> Exercise brief
Copy each line below that contains "Рівень".

> Extracted records

-- START --

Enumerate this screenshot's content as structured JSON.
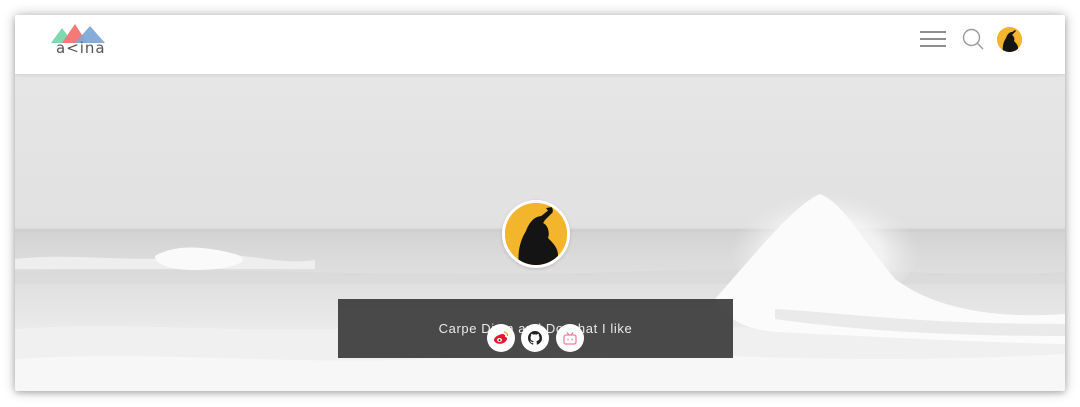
{
  "header": {
    "logo_text": "a<ina",
    "logo_colors": [
      "#7ed8b0",
      "#f27a78",
      "#7fa8d8"
    ],
    "icons": [
      "menu-icon",
      "search-icon",
      "avatar"
    ]
  },
  "hero": {
    "motto": "Carpe Diem and Do what I like",
    "avatar_color": "#f3b52b"
  },
  "social_links": [
    {
      "name": "weibo",
      "icon": "weibo-icon",
      "color": "#e6162d"
    },
    {
      "name": "github",
      "icon": "github-icon",
      "color": "#222222"
    },
    {
      "name": "bilibili",
      "icon": "bilibili-icon",
      "color": "#f07c9a"
    }
  ]
}
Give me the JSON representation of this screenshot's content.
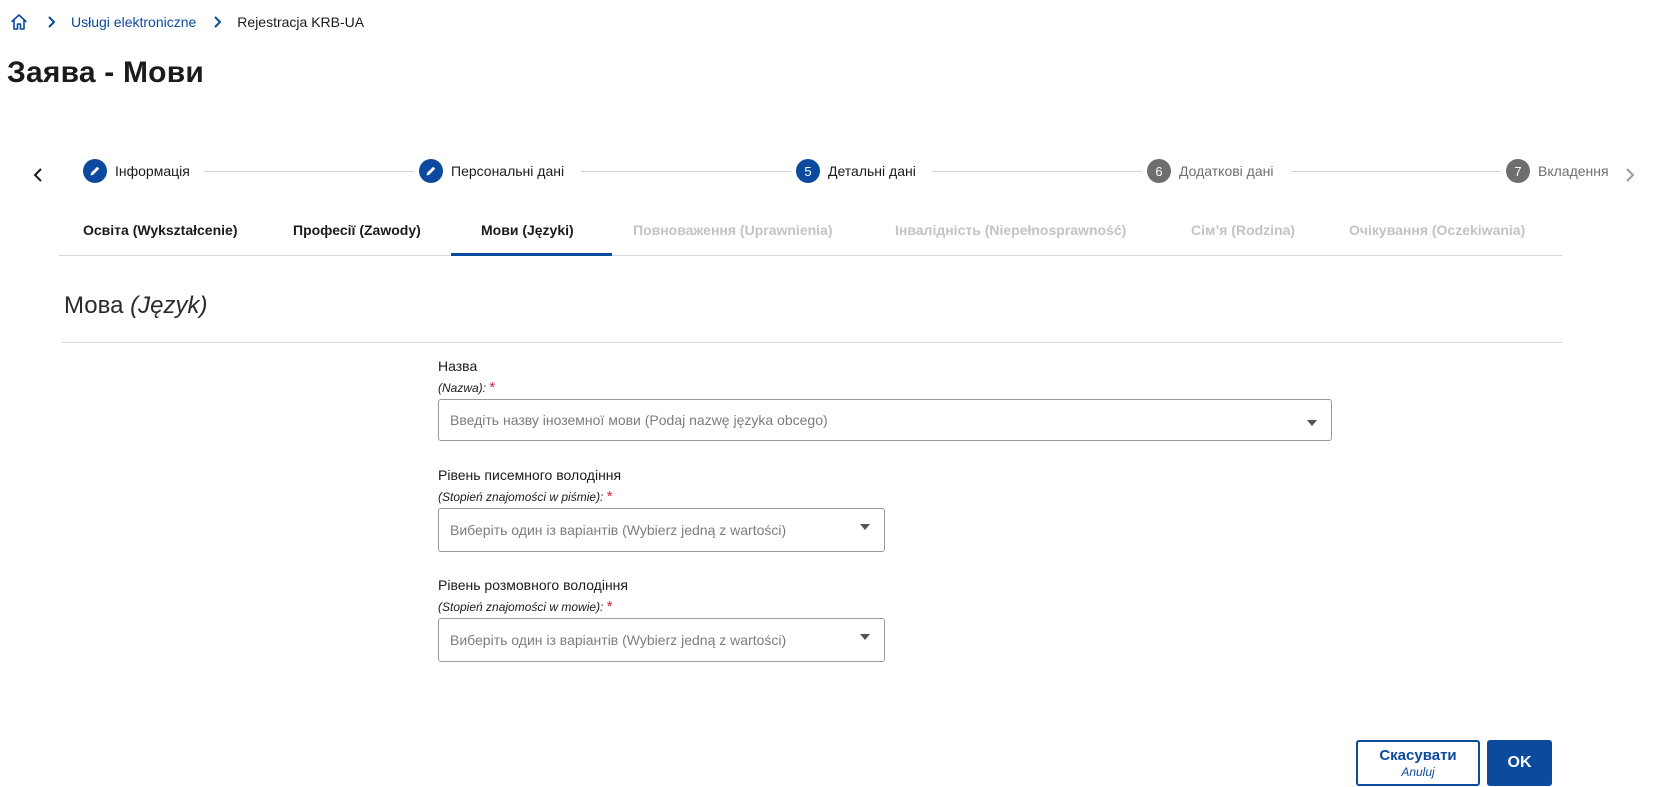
{
  "breadcrumb": {
    "home_icon": "home-icon",
    "items": [
      {
        "label": "Usługi elektroniczne"
      },
      {
        "label": "Rejestracja KRB-UA"
      }
    ]
  },
  "page_title": "Заява - Мови",
  "stepper": {
    "steps": [
      {
        "badge": "",
        "icon": "pencil-icon",
        "label": "Інформація",
        "state": "completed"
      },
      {
        "badge": "",
        "icon": "pencil-icon",
        "label": "Персональні дані",
        "state": "completed"
      },
      {
        "badge": "5",
        "label": "Детальні дані",
        "state": "current"
      },
      {
        "badge": "6",
        "label": "Додаткові дані",
        "state": "upcoming"
      },
      {
        "badge": "7",
        "label": "Вкладення",
        "state": "upcoming"
      }
    ]
  },
  "tabs": [
    {
      "label": "Освіта (Wykształcenie)",
      "state": "enabled"
    },
    {
      "label": "Професії (Zawody)",
      "state": "enabled"
    },
    {
      "label": "Мови (Języki)",
      "state": "active"
    },
    {
      "label": "Повноваження (Uprawnienia)",
      "state": "disabled"
    },
    {
      "label": "Інвалідність (Niepełnosprawność)",
      "state": "disabled"
    },
    {
      "label": "Сім’я (Rodzina)",
      "state": "disabled"
    },
    {
      "label": "Очікування (Oczekiwania)",
      "state": "disabled"
    }
  ],
  "section": {
    "title": "Мова",
    "subtitle": "(Język)"
  },
  "form": {
    "name": {
      "label": "Назва",
      "sublabel": "(Nazwa):",
      "required_mark": "*",
      "placeholder": "Введіть назву іноземної мови (Podaj nazwę języka obcego)"
    },
    "written_level": {
      "label": "Рівень писемного володіння",
      "sublabel": "(Stopień znajomości w piśmie):",
      "required_mark": "*",
      "placeholder": "Виберіть один із варіантів (Wybierz jedną z wartości)"
    },
    "spoken_level": {
      "label": "Рівень розмовного володіння",
      "sublabel": "(Stopień znajomości w mowie):",
      "required_mark": "*",
      "placeholder": "Виберіть один із варіантів (Wybierz jedną z wartości)"
    }
  },
  "buttons": {
    "cancel": {
      "label": "Скасувати",
      "sublabel": "Anuluj"
    },
    "ok": {
      "label": "OK"
    }
  },
  "colors": {
    "accent": "#0b4a9c",
    "required": "#d4203a",
    "disabled_text": "#c3c3c3"
  }
}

-- END --

> Output for this exercise
      "label": "Рівень писемного володіння",
      "label": "Рівень розмовного володіння",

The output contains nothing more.